◆ **WORK TO DO**: Give every line below again, exactly.

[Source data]
>> Start

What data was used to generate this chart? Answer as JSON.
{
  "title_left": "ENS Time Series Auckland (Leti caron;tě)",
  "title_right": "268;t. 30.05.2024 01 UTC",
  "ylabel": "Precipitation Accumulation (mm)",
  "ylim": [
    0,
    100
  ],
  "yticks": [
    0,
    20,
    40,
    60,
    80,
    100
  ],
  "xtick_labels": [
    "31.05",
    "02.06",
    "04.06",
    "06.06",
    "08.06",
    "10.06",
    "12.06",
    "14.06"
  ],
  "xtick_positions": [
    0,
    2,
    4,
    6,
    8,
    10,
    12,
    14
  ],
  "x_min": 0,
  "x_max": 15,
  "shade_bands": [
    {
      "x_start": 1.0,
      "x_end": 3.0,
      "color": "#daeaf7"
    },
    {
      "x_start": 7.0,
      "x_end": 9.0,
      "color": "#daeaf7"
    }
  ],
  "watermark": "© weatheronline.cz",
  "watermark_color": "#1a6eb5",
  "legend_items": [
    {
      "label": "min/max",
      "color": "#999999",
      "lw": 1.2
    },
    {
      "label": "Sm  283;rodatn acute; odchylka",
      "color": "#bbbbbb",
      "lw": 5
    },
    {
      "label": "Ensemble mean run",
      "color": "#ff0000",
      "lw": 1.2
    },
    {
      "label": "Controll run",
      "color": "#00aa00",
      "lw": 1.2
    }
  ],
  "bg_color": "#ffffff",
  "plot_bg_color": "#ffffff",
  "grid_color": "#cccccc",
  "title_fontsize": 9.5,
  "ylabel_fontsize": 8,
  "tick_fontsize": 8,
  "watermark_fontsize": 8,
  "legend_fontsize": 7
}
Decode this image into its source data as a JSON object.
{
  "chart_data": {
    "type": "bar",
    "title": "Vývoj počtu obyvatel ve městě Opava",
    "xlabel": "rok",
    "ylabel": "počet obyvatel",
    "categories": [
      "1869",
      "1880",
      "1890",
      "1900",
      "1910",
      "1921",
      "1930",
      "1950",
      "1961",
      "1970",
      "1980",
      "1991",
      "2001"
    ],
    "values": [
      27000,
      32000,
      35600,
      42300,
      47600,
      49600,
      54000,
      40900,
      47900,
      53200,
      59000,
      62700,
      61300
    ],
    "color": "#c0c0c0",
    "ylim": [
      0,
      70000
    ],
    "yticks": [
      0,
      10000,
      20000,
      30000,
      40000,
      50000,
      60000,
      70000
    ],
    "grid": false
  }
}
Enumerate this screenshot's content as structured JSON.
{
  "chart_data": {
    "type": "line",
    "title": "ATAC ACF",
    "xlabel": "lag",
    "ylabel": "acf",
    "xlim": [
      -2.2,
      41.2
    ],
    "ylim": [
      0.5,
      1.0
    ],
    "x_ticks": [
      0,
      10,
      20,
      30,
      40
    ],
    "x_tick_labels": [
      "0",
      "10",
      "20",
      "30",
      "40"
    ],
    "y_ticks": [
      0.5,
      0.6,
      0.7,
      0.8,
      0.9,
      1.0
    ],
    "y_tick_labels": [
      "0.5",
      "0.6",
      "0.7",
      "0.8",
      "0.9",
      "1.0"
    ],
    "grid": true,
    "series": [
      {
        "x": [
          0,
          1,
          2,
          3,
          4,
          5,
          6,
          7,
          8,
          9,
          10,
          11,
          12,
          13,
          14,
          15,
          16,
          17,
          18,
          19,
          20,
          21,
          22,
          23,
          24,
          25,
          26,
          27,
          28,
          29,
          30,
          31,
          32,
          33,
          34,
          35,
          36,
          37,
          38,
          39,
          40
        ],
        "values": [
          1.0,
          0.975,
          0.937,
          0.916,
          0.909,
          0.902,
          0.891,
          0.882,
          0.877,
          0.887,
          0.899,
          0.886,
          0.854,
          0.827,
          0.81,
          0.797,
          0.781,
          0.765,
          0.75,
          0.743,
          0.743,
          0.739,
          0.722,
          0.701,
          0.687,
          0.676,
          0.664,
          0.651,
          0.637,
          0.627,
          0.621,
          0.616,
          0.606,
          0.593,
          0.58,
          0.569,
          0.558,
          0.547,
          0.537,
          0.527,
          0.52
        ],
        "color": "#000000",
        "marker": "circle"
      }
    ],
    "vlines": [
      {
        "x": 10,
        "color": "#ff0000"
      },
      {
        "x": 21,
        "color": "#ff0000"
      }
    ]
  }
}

>> End

◆ **COMPLETED TASK**:
What data was used to generate this chart? Answer as JSON.
{
  "title_left": "ENS Time Series Auckland (Leti caron;tě)",
  "title_right": "268;t. 30.05.2024 01 UTC",
  "ylabel": "Precipitation Accumulation (mm)",
  "ylim": [
    0,
    100
  ],
  "yticks": [
    0,
    20,
    40,
    60,
    80,
    100
  ],
  "xtick_labels": [
    "31.05",
    "02.06",
    "04.06",
    "06.06",
    "08.06",
    "10.06",
    "12.06",
    "14.06"
  ],
  "xtick_positions": [
    0,
    2,
    4,
    6,
    8,
    10,
    12,
    14
  ],
  "x_min": 0,
  "x_max": 15,
  "shade_bands": [
    {
      "x_start": 1.0,
      "x_end": 3.0,
      "color": "#daeaf7"
    },
    {
      "x_start": 7.0,
      "x_end": 9.0,
      "color": "#daeaf7"
    }
  ],
  "watermark": "© weatheronline.cz",
  "watermark_color": "#1a6eb5",
  "legend_items": [
    {
      "label": "min/max",
      "color": "#999999",
      "lw": 1.2
    },
    {
      "label": "Sm  283;rodatn acute; odchylka",
      "color": "#bbbbbb",
      "lw": 5
    },
    {
      "label": "Ensemble mean run",
      "color": "#ff0000",
      "lw": 1.2
    },
    {
      "label": "Controll run",
      "color": "#00aa00",
      "lw": 1.2
    }
  ],
  "bg_color": "#ffffff",
  "plot_bg_color": "#ffffff",
  "grid_color": "#cccccc",
  "title_fontsize": 9.5,
  "ylabel_fontsize": 8,
  "tick_fontsize": 8,
  "watermark_fontsize": 8,
  "legend_fontsize": 7
}
Decode this image into its source data as a JSON object.
{
  "chart_data": {
    "type": "bar",
    "title": "Vývoj počtu obyvatel ve městě Opava",
    "xlabel": "rok",
    "ylabel": "počet obyvatel",
    "categories": [
      "1869",
      "1880",
      "1890",
      "1900",
      "1910",
      "1921",
      "1930",
      "1950",
      "1961",
      "1970",
      "1980",
      "1991",
      "2001"
    ],
    "values": [
      27000,
      32000,
      35600,
      42300,
      47600,
      49600,
      54000,
      40900,
      47900,
      53200,
      59000,
      62700,
      61300
    ],
    "color": "#c0c0c0",
    "ylim": [
      0,
      70000
    ],
    "yticks": [
      0,
      10000,
      20000,
      30000,
      40000,
      50000,
      60000,
      70000
    ],
    "grid": false
  }
}
Enumerate this screenshot's content as structured JSON.
{
  "chart_data": {
    "type": "line",
    "title": "ATAC ACF",
    "xlabel": "lag",
    "ylabel": "acf",
    "xlim": [
      -2.2,
      41.2
    ],
    "ylim": [
      0.5,
      1.0
    ],
    "x_ticks": [
      0,
      10,
      20,
      30,
      40
    ],
    "x_tick_labels": [
      "0",
      "10",
      "20",
      "30",
      "40"
    ],
    "y_ticks": [
      0.5,
      0.6,
      0.7,
      0.8,
      0.9,
      1.0
    ],
    "y_tick_labels": [
      "0.5",
      "0.6",
      "0.7",
      "0.8",
      "0.9",
      "1.0"
    ],
    "grid": true,
    "series": [
      {
        "x": [
          0,
          1,
          2,
          3,
          4,
          5,
          6,
          7,
          8,
          9,
          10,
          11,
          12,
          13,
          14,
          15,
          16,
          17,
          18,
          19,
          20,
          21,
          22,
          23,
          24,
          25,
          26,
          27,
          28,
          29,
          30,
          31,
          32,
          33,
          34,
          35,
          36,
          37,
          38,
          39,
          40
        ],
        "values": [
          1.0,
          0.975,
          0.937,
          0.916,
          0.909,
          0.902,
          0.891,
          0.882,
          0.877,
          0.887,
          0.899,
          0.886,
          0.854,
          0.827,
          0.81,
          0.797,
          0.781,
          0.765,
          0.75,
          0.743,
          0.743,
          0.739,
          0.722,
          0.701,
          0.687,
          0.676,
          0.664,
          0.651,
          0.637,
          0.627,
          0.621,
          0.616,
          0.606,
          0.593,
          0.58,
          0.569,
          0.558,
          0.547,
          0.537,
          0.527,
          0.52
        ],
        "color": "#000000",
        "marker": "circle"
      }
    ],
    "vlines": [
      {
        "x": 10,
        "color": "#ff0000"
      },
      {
        "x": 21,
        "color": "#ff0000"
      }
    ]
  }
}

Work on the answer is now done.